→ Stated exercise
Could you repeat the records below exactly, leaving out any pictures?

→ Records shown
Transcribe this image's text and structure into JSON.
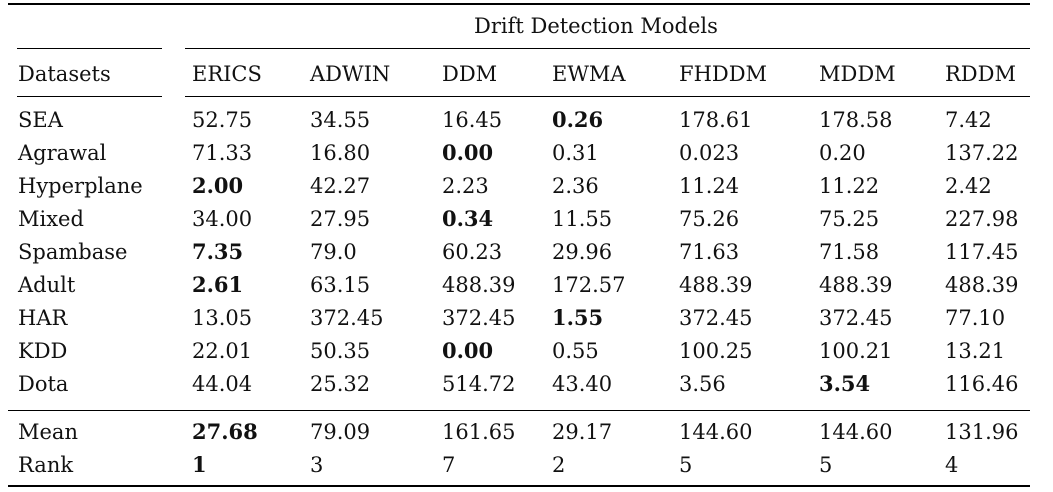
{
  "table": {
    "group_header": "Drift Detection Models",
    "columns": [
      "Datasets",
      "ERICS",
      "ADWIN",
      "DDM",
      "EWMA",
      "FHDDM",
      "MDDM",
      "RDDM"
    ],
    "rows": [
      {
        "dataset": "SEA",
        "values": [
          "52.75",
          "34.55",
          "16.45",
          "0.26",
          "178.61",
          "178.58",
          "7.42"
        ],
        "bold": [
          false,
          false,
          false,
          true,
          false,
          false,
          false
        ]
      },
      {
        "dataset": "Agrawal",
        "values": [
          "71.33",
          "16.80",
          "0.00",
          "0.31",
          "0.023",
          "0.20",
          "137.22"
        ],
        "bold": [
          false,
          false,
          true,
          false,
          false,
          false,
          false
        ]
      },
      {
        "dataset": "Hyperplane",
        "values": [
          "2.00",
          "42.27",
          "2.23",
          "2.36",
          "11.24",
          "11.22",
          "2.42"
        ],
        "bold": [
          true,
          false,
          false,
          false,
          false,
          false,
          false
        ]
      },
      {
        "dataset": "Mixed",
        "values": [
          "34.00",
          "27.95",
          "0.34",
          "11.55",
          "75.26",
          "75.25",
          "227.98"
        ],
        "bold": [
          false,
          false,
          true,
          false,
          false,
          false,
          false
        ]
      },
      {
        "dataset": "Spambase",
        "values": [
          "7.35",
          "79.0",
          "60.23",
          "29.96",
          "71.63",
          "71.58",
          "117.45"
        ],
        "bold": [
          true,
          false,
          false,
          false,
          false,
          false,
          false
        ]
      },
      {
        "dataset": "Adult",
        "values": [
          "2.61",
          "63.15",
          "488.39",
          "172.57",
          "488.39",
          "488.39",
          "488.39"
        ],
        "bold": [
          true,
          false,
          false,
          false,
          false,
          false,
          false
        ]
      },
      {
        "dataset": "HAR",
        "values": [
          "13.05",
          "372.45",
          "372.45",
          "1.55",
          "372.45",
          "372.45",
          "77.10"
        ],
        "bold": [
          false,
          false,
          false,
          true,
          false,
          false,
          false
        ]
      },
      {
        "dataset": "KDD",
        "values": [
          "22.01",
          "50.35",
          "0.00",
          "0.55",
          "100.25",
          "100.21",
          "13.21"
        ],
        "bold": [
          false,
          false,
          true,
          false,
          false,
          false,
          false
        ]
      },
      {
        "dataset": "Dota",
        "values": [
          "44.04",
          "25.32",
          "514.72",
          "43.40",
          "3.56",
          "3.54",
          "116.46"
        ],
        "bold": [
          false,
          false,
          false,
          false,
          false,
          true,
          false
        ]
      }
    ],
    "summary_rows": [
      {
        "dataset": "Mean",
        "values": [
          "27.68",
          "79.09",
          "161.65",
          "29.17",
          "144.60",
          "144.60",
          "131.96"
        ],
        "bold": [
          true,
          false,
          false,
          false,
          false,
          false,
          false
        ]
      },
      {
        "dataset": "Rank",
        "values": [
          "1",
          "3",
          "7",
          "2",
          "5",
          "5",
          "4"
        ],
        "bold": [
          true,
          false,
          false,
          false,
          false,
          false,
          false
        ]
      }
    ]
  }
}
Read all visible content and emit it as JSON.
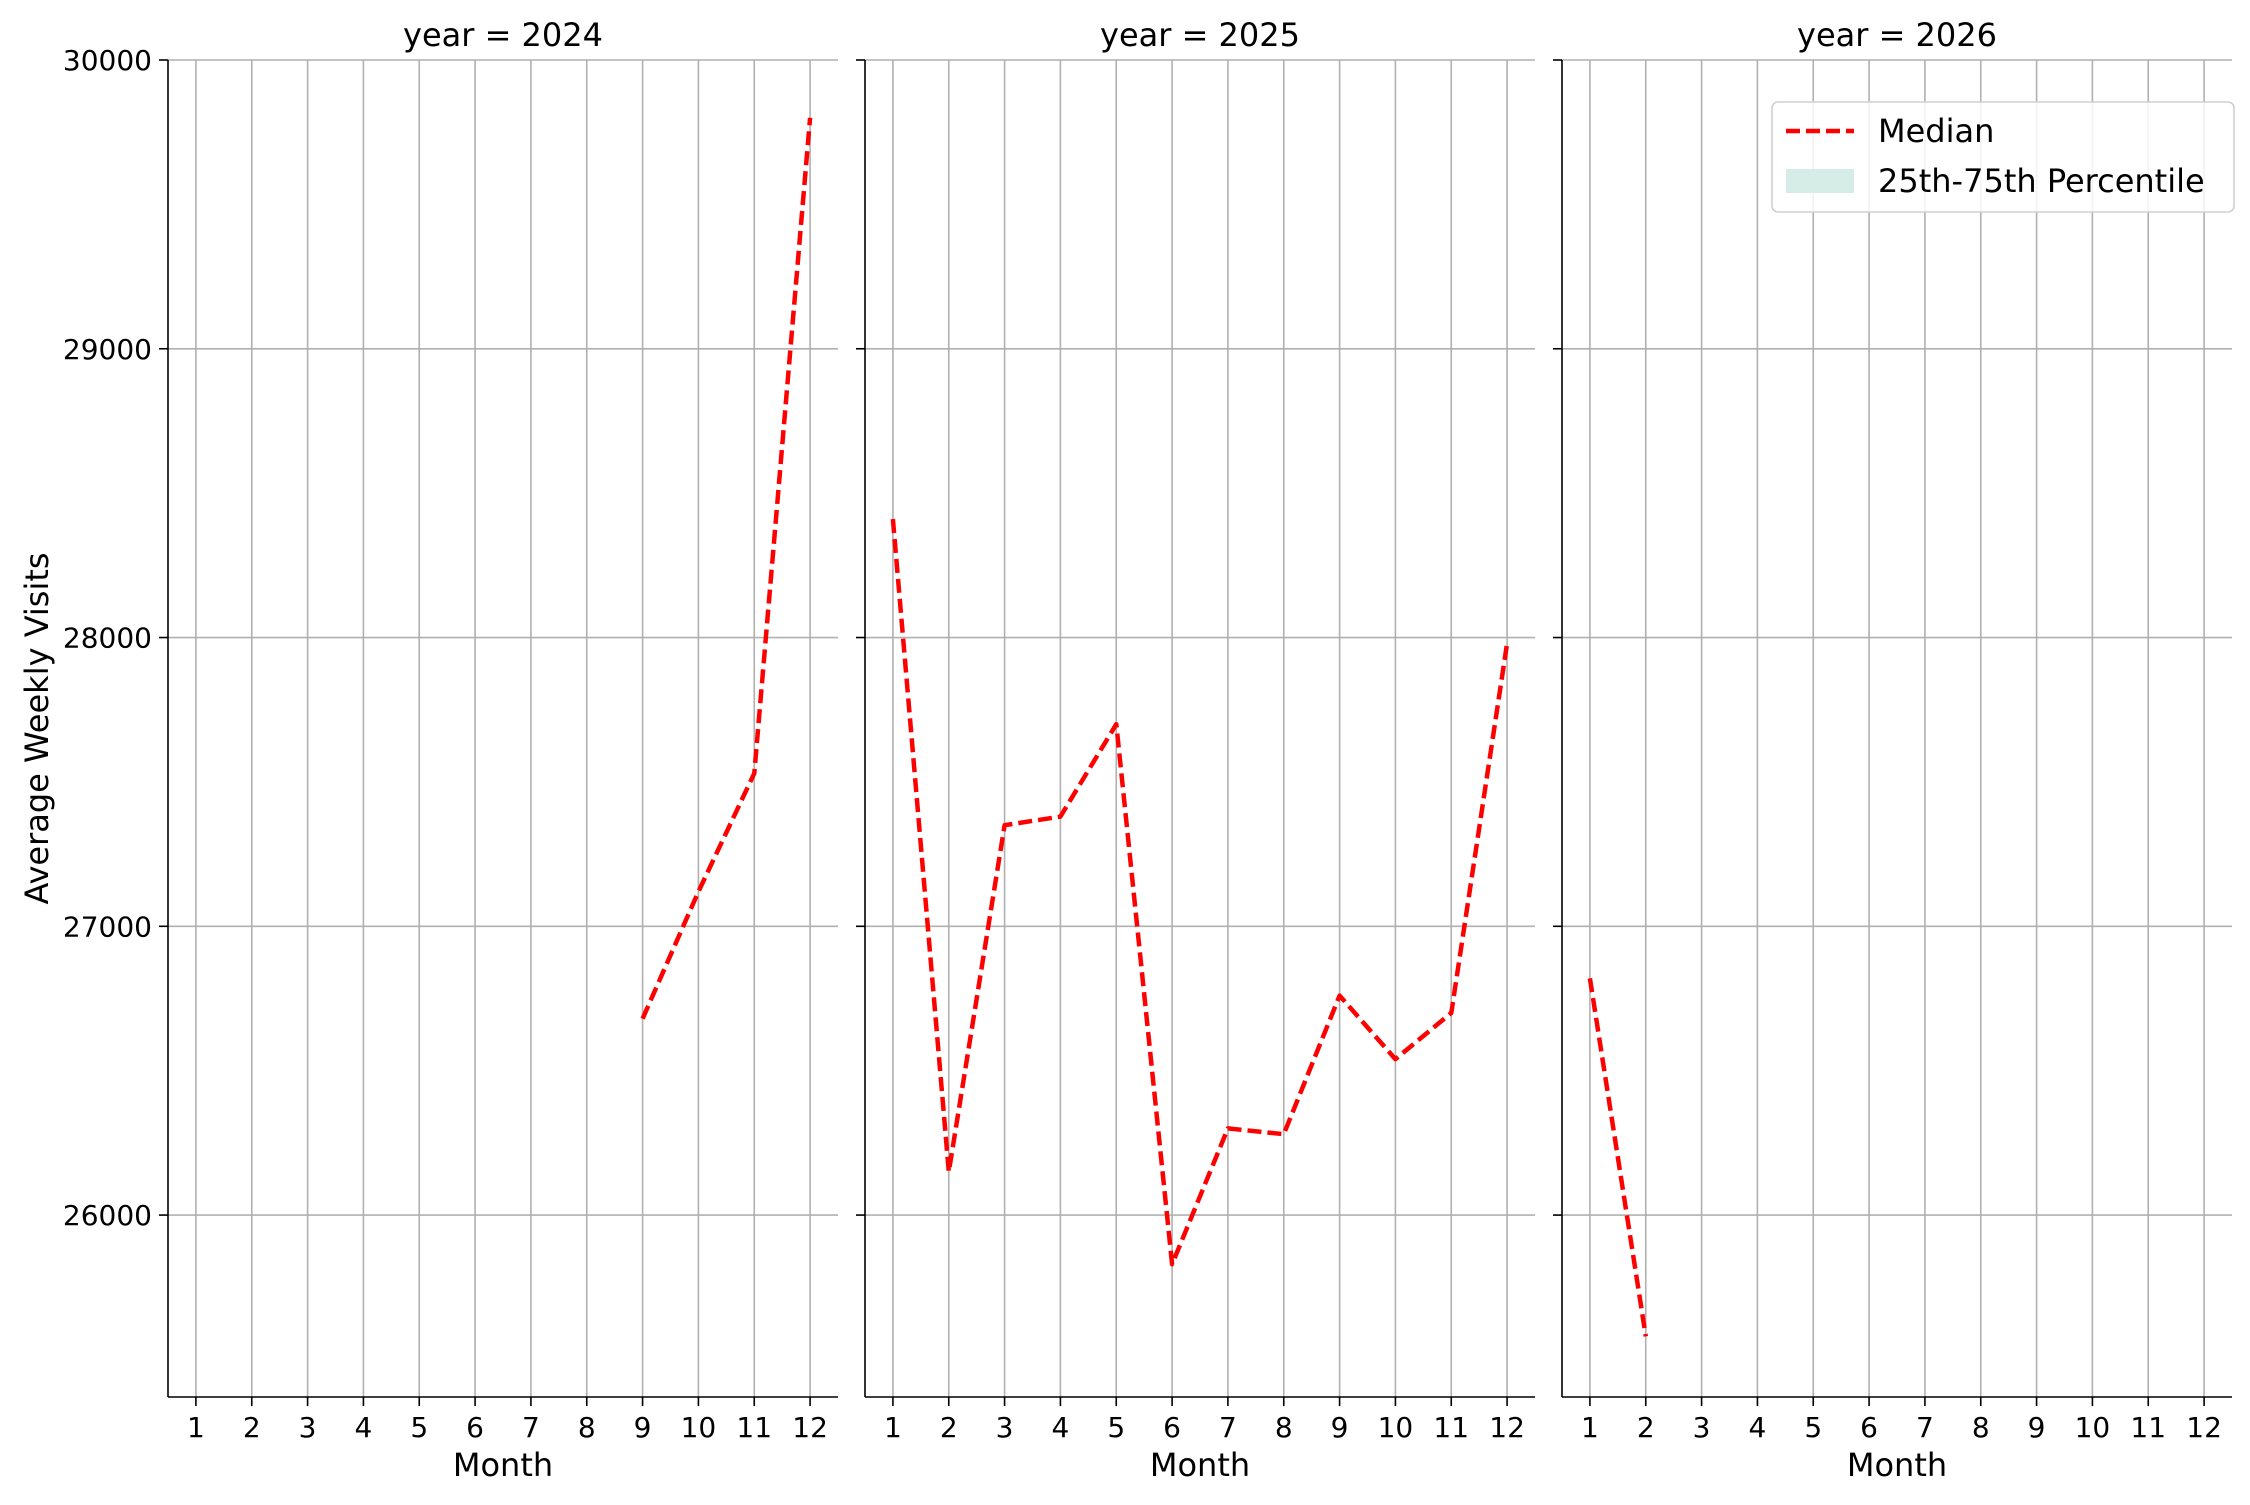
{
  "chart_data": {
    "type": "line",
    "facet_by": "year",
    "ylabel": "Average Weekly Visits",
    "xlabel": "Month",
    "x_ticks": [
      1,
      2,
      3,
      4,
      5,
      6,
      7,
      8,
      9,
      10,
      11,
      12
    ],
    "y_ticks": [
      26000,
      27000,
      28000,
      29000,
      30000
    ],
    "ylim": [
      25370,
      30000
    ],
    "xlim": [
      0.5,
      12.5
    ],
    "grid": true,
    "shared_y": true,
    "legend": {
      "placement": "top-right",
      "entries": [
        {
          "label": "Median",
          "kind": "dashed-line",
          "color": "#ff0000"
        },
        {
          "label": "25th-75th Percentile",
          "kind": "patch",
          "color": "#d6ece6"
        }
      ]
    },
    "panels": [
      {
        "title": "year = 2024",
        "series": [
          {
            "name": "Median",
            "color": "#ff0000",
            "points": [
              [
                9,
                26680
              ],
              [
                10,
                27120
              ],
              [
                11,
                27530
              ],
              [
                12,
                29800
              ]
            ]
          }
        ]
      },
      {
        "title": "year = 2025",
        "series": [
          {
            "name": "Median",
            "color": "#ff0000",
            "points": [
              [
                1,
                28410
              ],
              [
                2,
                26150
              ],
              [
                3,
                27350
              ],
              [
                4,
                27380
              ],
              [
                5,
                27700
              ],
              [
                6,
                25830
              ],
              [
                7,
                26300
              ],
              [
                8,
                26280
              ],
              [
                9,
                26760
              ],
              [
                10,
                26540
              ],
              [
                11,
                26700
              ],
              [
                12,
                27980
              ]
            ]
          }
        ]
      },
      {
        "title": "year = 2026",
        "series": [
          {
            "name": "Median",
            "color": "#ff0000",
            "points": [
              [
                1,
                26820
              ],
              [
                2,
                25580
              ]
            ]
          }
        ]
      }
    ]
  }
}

→ Result
Transcribe this image's text and structure into JSON.
{
  "table": {
    "group_header": "Drift Detection Models",
    "columns": [
      "Datasets",
      "ERICS",
      "ADWIN",
      "DDM",
      "EWMA",
      "FHDDM",
      "MDDM",
      "RDDM"
    ],
    "rows": [
      {
        "dataset": "SEA",
        "values": [
          "52.75",
          "34.55",
          "16.45",
          "0.26",
          "178.61",
          "178.58",
          "7.42"
        ],
        "bold": [
          false,
          false,
          false,
          true,
          false,
          false,
          false
        ]
      },
      {
        "dataset": "Agrawal",
        "values": [
          "71.33",
          "16.80",
          "0.00",
          "0.31",
          "0.023",
          "0.20",
          "137.22"
        ],
        "bold": [
          false,
          false,
          true,
          false,
          false,
          false,
          false
        ]
      },
      {
        "dataset": "Hyperplane",
        "values": [
          "2.00",
          "42.27",
          "2.23",
          "2.36",
          "11.24",
          "11.22",
          "2.42"
        ],
        "bold": [
          true,
          false,
          false,
          false,
          false,
          false,
          false
        ]
      },
      {
        "dataset": "Mixed",
        "values": [
          "34.00",
          "27.95",
          "0.34",
          "11.55",
          "75.26",
          "75.25",
          "227.98"
        ],
        "bold": [
          false,
          false,
          true,
          false,
          false,
          false,
          false
        ]
      },
      {
        "dataset": "Spambase",
        "values": [
          "7.35",
          "79.0",
          "60.23",
          "29.96",
          "71.63",
          "71.58",
          "117.45"
        ],
        "bold": [
          true,
          false,
          false,
          false,
          false,
          false,
          false
        ]
      },
      {
        "dataset": "Adult",
        "values": [
          "2.61",
          "63.15",
          "488.39",
          "172.57",
          "488.39",
          "488.39",
          "488.39"
        ],
        "bold": [
          true,
          false,
          false,
          false,
          false,
          false,
          false
        ]
      },
      {
        "dataset": "HAR",
        "values": [
          "13.05",
          "372.45",
          "372.45",
          "1.55",
          "372.45",
          "372.45",
          "77.10"
        ],
        "bold": [
          false,
          false,
          false,
          true,
          false,
          false,
          false
        ]
      },
      {
        "dataset": "KDD",
        "values": [
          "22.01",
          "50.35",
          "0.00",
          "0.55",
          "100.25",
          "100.21",
          "13.21"
        ],
        "bold": [
          false,
          false,
          true,
          false,
          false,
          false,
          false
        ]
      },
      {
        "dataset": "Dota",
        "values": [
          "44.04",
          "25.32",
          "514.72",
          "43.40",
          "3.56",
          "3.54",
          "116.46"
        ],
        "bold": [
          false,
          false,
          false,
          false,
          false,
          true,
          false
        ]
      }
    ],
    "summary_rows": [
      {
        "dataset": "Mean",
        "values": [
          "27.68",
          "79.09",
          "161.65",
          "29.17",
          "144.60",
          "144.60",
          "131.96"
        ],
        "bold": [
          true,
          false,
          false,
          false,
          false,
          false,
          false
        ]
      },
      {
        "dataset": "Rank",
        "values": [
          "1",
          "3",
          "7",
          "2",
          "5",
          "5",
          "4"
        ],
        "bold": [
          true,
          false,
          false,
          false,
          false,
          false,
          false
        ]
      }
    ]
  }
}
Read all visible content and emit it as JSON.
{
  "chart_data": {
    "type": "line",
    "facet_by": "year",
    "ylabel": "Average Weekly Visits",
    "xlabel": "Month",
    "x_ticks": [
      1,
      2,
      3,
      4,
      5,
      6,
      7,
      8,
      9,
      10,
      11,
      12
    ],
    "y_ticks": [
      26000,
      27000,
      28000,
      29000,
      30000
    ],
    "ylim": [
      25370,
      30000
    ],
    "xlim": [
      0.5,
      12.5
    ],
    "grid": true,
    "shared_y": true,
    "legend": {
      "placement": "top-right",
      "entries": [
        {
          "label": "Median",
          "kind": "dashed-line",
          "color": "#ff0000"
        },
        {
          "label": "25th-75th Percentile",
          "kind": "patch",
          "color": "#d6ece6"
        }
      ]
    },
    "panels": [
      {
        "title": "year = 2024",
        "series": [
          {
            "name": "Median",
            "color": "#ff0000",
            "points": [
              [
                9,
                26680
              ],
              [
                10,
                27120
              ],
              [
                11,
                27530
              ],
              [
                12,
                29800
              ]
            ]
          }
        ]
      },
      {
        "title": "year = 2025",
        "series": [
          {
            "name": "Median",
            "color": "#ff0000",
            "points": [
              [
                1,
                28410
              ],
              [
                2,
                26150
              ],
              [
                3,
                27350
              ],
              [
                4,
                27380
              ],
              [
                5,
                27700
              ],
              [
                6,
                25830
              ],
              [
                7,
                26300
              ],
              [
                8,
                26280
              ],
              [
                9,
                26760
              ],
              [
                10,
                26540
              ],
              [
                11,
                26700
              ],
              [
                12,
                27980
              ]
            ]
          }
        ]
      },
      {
        "title": "year = 2026",
        "series": [
          {
            "name": "Median",
            "color": "#ff0000",
            "points": [
              [
                1,
                26820
              ],
              [
                2,
                25580
              ]
            ]
          }
        ]
      }
    ]
  }
}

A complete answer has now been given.